| Instruction |
Only the pictures are omitted; repeat all other data exactly.
|---|
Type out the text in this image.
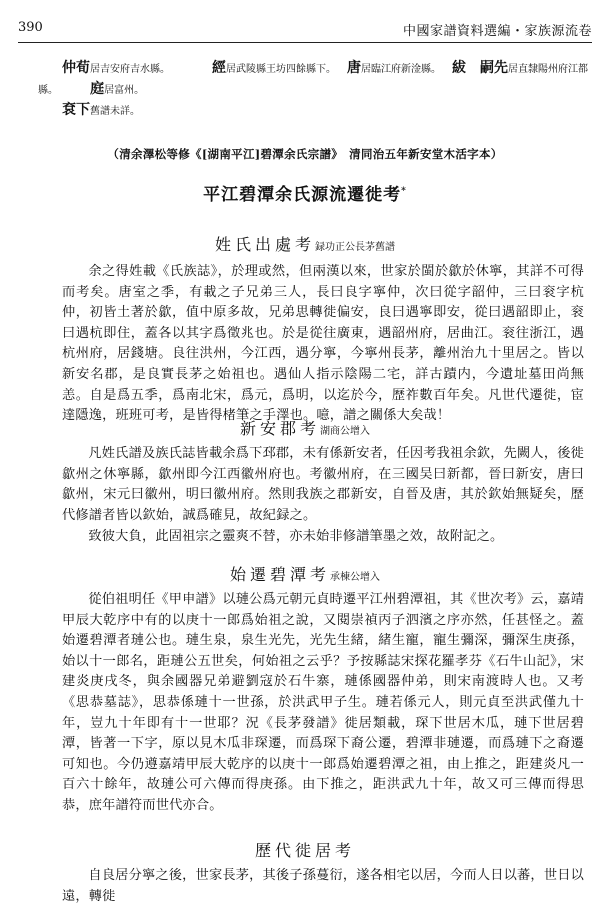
390	中國家譜資料選編・家族源流卷
仲荀居吉安府吉水縣。	經居武陵縣王坊四餘縣下。 唐居臨江府新淦縣。 紱　嗣先居直隸陽州府江都
縣。 庭居富州。
袞下舊譜未詳。
（清余澤松等修《[湖南平江]碧潭余氏宗譜》　清同治五年新安堂木活字本）
平江碧潭余氏源流遷徙考*
姓氏出處考録功正公長茅舊譜
余之得姓載《氏族誌》，於理或然，但兩漢以來，世家於閩於歙於休寧，其詳不可得而考矣。唐室之季，有載之子兄弟三人，長曰良字寧仲，次曰從字韶仲，三曰衮字杭仲，初皆土著於歙，值中原多故，兄弟思轉徙偏安，良曰遇寧即安，從曰遇韶即止，衮曰遇杭即住，蓋各以其字爲徵兆也。於是從往廣東，遇韶州府，居曲江。衮往浙江，遇杭州府，居錢塘。良往洪州，今江西，遇分寧，今寧州長茅，離州治九十里居之。皆以新安名郡，是良實長茅之始祖也。遇仙人指示陰陽二宅，詳古蹟内，今遺址墓田尚無恙。自是爲五季，爲南北宋，爲元，爲明，以迄於今，歷祚數百年矣。凡世代遷徙，宦達隱逸，班班可考，是皆得楮筆之手澤也。噫，譜之關係大矣哉！
新安郡考湖商公增入
凡姓氏譜及族氏誌皆載余爲下邳郡，未有係新安者，任因考我祖余欽，先闕人，後徙歙州之休寧縣，歙州即今江西徽州府也。考徽州府，在三國吴曰新都，晉曰新安，唐曰歙州，宋元曰徽州，明曰徽州府。然則我族之郡新安，自晉及唐，其於欽始無疑矣，歷代修譜者皆以欽始，誠爲確見，故紀録之。
致彼大負，此固祖宗之靈爽不替，亦未始非修譜筆墨之效，故附記之。
始遷碧潭考承棟公增入
從伯祖明任《甲申譜》以璉公爲元朝元貞時遷平江州碧潭祖，其《世次考》云，嘉靖甲辰大乾序中有的以庚十一郎爲始祖之說，又閱崇禎丙子泗濱之序亦然，任甚怪之。蓋始遷碧潭者璉公也。璉生泉，泉生光先，光先生緒，緒生寵，寵生彌深，彌深生庚孫，始以十一郎名，距璉公五世矣，何始祖之云乎？予按縣誌宋探花羅孝芬《石牛山記》，宋建炎庚戌冬，與余國器兄弟避劉寇於石牛寨，璉係國器仲弟，則宋南渡時人也。又考《思恭墓誌》，思恭係璉十一世孫，於洪武甲子生。璉若係元人，則元貞至洪武僅九十年，豈九十年即有十一世耶？況《長茅發譜》徙居類載，琛下世居木瓜，璉下世居碧潭，皆著一下字，原以見木瓜非琛遷，而爲琛下裔公遷，碧潭非璉遷，而爲璉下之裔遷可知也。今仍遵嘉靖甲辰大乾序的以庚十一郎爲始遷碧潭之祖，由上推之，距建炎凡一百六十餘年，故璉公可六傳而得庚孫。由下推之，距洪武九十年，故又可三傳而得思恭，庶年譜符而世代亦合。
歷代徙居考
自良居分寧之後，世家長茅，其後子孫蔓衍，遂各相宅以居，今而人日以蕃，世日以遠，轉徙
|---|
| Output for this exercise |
Type out the text in this image.
390	中國家譜資料選編・家族源流卷
仲荀居吉安府吉水縣。	經居武陵縣王坊四餘縣下。 唐居臨江府新淦縣。 紱　嗣先居直隸陽州府江都
縣。 庭居富州。
袞下舊譜未詳。
（清余澤松等修《[湖南平江]碧潭余氏宗譜》　清同治五年新安堂木活字本）
平江碧潭余氏源流遷徙考*
姓氏出處考録功正公長茅舊譜
余之得姓載《氏族誌》，於理或然，但兩漢以來，世家於閩於歙於休寧，其詳不可得而考矣。唐室之季，有載之子兄弟三人，長曰良字寧仲，次曰從字韶仲，三曰衮字杭仲，初皆土著於歙，值中原多故，兄弟思轉徙偏安，良曰遇寧即安，從曰遇韶即止，衮曰遇杭即住，蓋各以其字爲徵兆也。於是從往廣東，遇韶州府，居曲江。衮往浙江，遇杭州府，居錢塘。良往洪州，今江西，遇分寧，今寧州長茅，離州治九十里居之。皆以新安名郡，是良實長茅之始祖也。遇仙人指示陰陽二宅，詳古蹟内，今遺址墓田尚無恙。自是爲五季，爲南北宋，爲元，爲明，以迄於今，歷祚數百年矣。凡世代遷徙，宦達隱逸，班班可考，是皆得楮筆之手澤也。噫，譜之關係大矣哉！
新安郡考湖商公增入
凡姓氏譜及族氏誌皆載余爲下邳郡，未有係新安者，任因考我祖余欽，先闕人，後徙歙州之休寧縣，歙州即今江西徽州府也。考徽州府，在三國吴曰新都，晉曰新安，唐曰歙州，宋元曰徽州，明曰徽州府。然則我族之郡新安，自晉及唐，其於欽始無疑矣，歷代修譜者皆以欽始，誠爲確見，故紀録之。
致彼大負，此固祖宗之靈爽不替，亦未始非修譜筆墨之效，故附記之。
始遷碧潭考承棟公增入
從伯祖明任《甲申譜》以璉公爲元朝元貞時遷平江州碧潭祖，其《世次考》云，嘉靖甲辰大乾序中有的以庚十一郎爲始祖之說，又閱崇禎丙子泗濱之序亦然，任甚怪之。蓋始遷碧潭者璉公也。璉生泉，泉生光先，光先生緒，緒生寵，寵生彌深，彌深生庚孫，始以十一郎名，距璉公五世矣，何始祖之云乎？予按縣誌宋探花羅孝芬《石牛山記》，宋建炎庚戌冬，與余國器兄弟避劉寇於石牛寨，璉係國器仲弟，則宋南渡時人也。又考《思恭墓誌》，思恭係璉十一世孫，於洪武甲子生。璉若係元人，則元貞至洪武僅九十年，豈九十年即有十一世耶？況《長茅發譜》徙居類載，琛下世居木瓜，璉下世居碧潭，皆著一下字，原以見木瓜非琛遷，而爲琛下裔公遷，碧潭非璉遷，而爲璉下之裔遷可知也。今仍遵嘉靖甲辰大乾序的以庚十一郎爲始遷碧潭之祖，由上推之，距建炎凡一百六十餘年，故璉公可六傳而得庚孫。由下推之，距洪武九十年，故又可三傳而得思恭，庶年譜符而世代亦合。
歷代徙居考
自良居分寧之後，世家長茅，其後子孫蔓衍，遂各相宅以居，今而人日以蕃，世日以遠，轉徙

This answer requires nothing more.